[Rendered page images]

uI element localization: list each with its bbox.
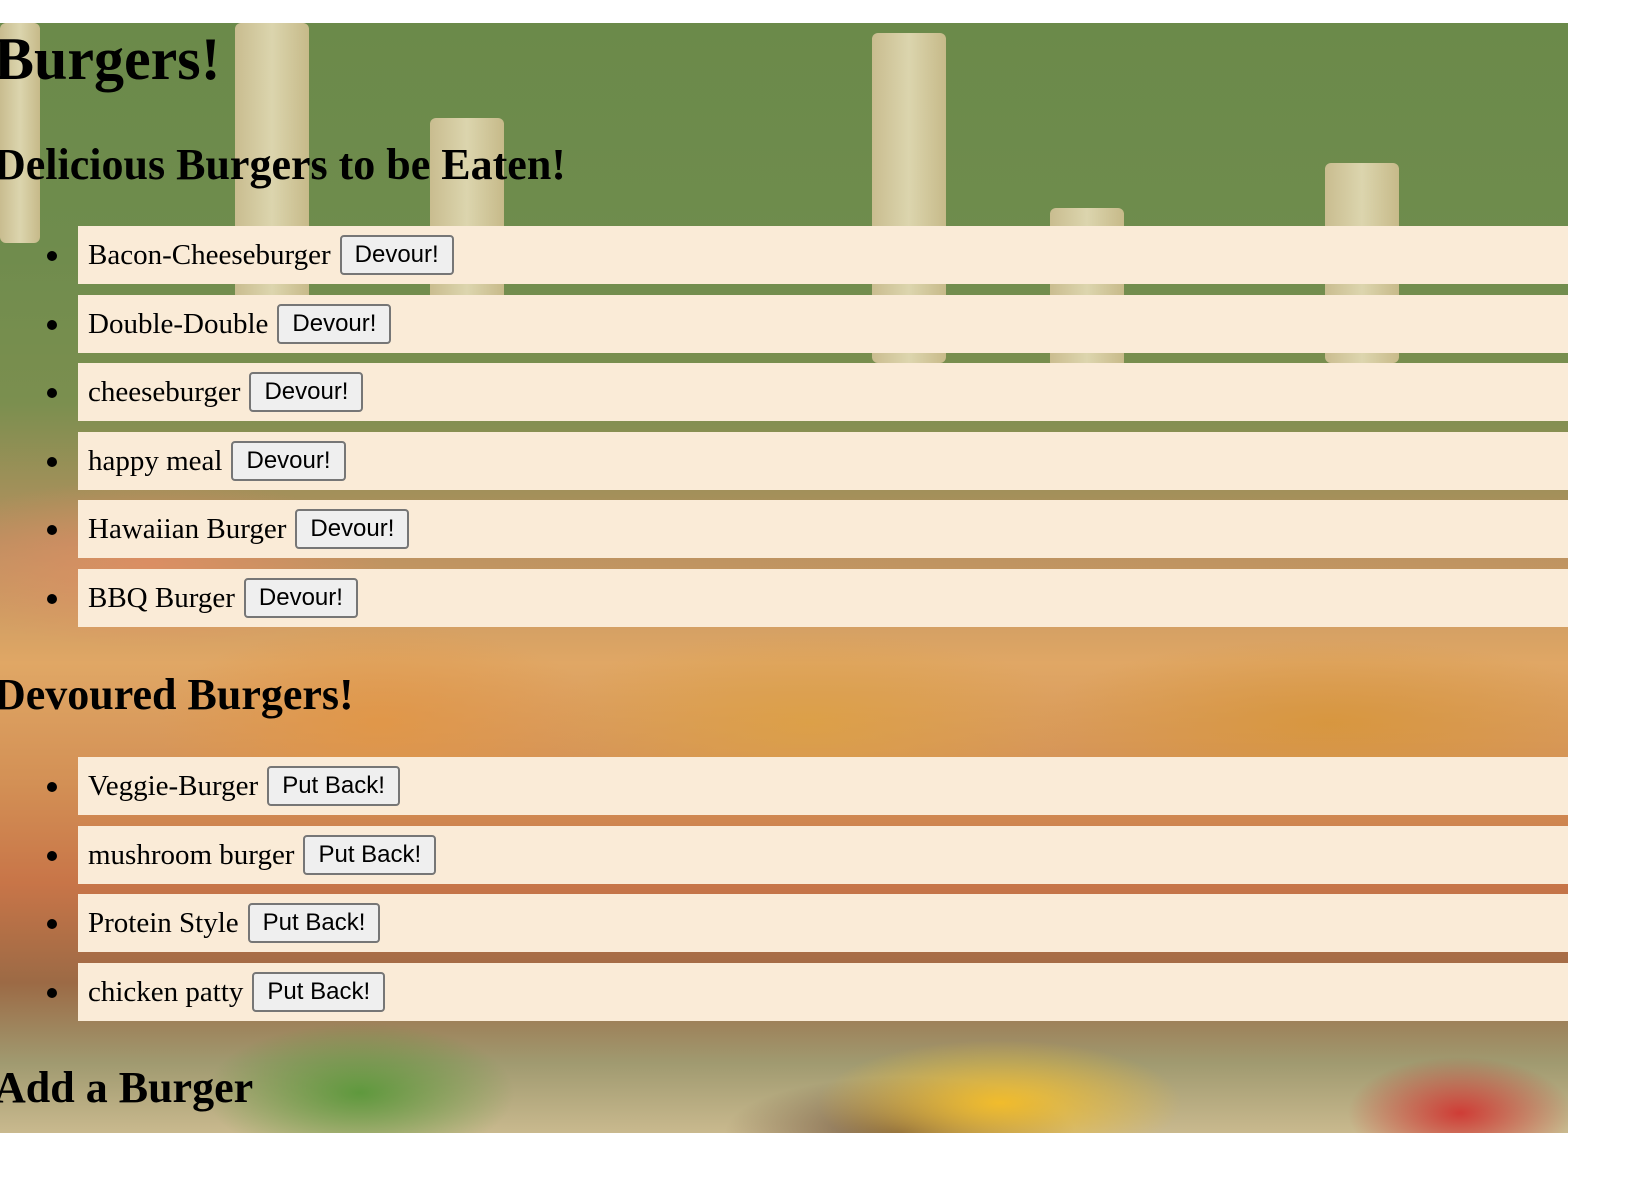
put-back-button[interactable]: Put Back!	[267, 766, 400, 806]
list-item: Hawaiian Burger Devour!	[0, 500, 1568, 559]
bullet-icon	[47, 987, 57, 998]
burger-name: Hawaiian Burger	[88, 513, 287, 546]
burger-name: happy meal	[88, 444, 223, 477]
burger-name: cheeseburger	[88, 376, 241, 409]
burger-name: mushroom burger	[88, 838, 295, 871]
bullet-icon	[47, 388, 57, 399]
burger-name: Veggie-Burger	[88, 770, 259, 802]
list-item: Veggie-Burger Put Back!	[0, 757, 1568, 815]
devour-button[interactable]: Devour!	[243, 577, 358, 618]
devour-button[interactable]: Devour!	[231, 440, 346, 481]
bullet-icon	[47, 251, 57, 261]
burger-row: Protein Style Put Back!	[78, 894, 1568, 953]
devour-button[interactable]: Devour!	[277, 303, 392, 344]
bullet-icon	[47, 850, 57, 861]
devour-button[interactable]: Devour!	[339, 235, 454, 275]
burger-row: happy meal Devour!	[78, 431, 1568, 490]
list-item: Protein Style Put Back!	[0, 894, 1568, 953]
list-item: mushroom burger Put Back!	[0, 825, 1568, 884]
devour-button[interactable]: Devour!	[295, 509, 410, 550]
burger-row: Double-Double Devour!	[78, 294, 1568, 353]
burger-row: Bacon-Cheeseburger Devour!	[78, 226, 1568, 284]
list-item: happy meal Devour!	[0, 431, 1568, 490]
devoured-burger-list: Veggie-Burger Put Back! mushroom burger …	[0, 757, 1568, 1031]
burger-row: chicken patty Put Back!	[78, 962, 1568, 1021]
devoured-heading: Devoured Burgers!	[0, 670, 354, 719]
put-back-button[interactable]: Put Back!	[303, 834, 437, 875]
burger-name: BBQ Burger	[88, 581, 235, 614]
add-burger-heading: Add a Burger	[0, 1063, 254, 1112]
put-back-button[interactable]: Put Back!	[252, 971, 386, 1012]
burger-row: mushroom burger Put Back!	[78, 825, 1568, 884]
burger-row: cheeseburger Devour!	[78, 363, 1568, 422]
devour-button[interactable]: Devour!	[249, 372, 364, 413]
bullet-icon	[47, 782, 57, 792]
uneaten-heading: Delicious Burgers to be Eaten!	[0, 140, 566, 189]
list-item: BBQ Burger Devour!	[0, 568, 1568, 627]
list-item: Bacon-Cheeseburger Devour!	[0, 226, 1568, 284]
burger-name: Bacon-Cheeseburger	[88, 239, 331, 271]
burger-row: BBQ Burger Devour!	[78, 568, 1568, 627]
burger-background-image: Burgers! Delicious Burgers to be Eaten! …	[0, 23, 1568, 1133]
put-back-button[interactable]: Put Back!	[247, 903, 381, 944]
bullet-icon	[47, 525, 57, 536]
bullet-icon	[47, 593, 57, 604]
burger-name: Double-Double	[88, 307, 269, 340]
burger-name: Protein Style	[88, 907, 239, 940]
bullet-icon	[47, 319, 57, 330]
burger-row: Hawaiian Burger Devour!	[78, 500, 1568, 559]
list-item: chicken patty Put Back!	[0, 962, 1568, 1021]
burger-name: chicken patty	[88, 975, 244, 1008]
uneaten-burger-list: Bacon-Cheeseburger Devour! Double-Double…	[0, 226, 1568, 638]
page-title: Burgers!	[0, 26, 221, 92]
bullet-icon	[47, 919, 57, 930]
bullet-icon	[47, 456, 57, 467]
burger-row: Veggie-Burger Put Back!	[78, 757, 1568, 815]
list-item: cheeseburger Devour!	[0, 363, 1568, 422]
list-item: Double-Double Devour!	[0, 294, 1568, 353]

Task details: Please show all lines from the entries that contain the word "button".

Solution below:
put-back-button[interactable]: Put Back!	[267, 766, 400, 806]
devour-button[interactable]: Devour!	[243, 577, 358, 618]
devour-button[interactable]: Devour!	[231, 440, 346, 481]
devour-button[interactable]: Devour!	[277, 303, 392, 344]
devour-button[interactable]: Devour!	[339, 235, 454, 275]
devour-button[interactable]: Devour!	[295, 509, 410, 550]
put-back-button[interactable]: Put Back!	[303, 834, 437, 875]
put-back-button[interactable]: Put Back!	[252, 971, 386, 1012]
devour-button[interactable]: Devour!	[249, 372, 364, 413]
put-back-button[interactable]: Put Back!	[247, 903, 381, 944]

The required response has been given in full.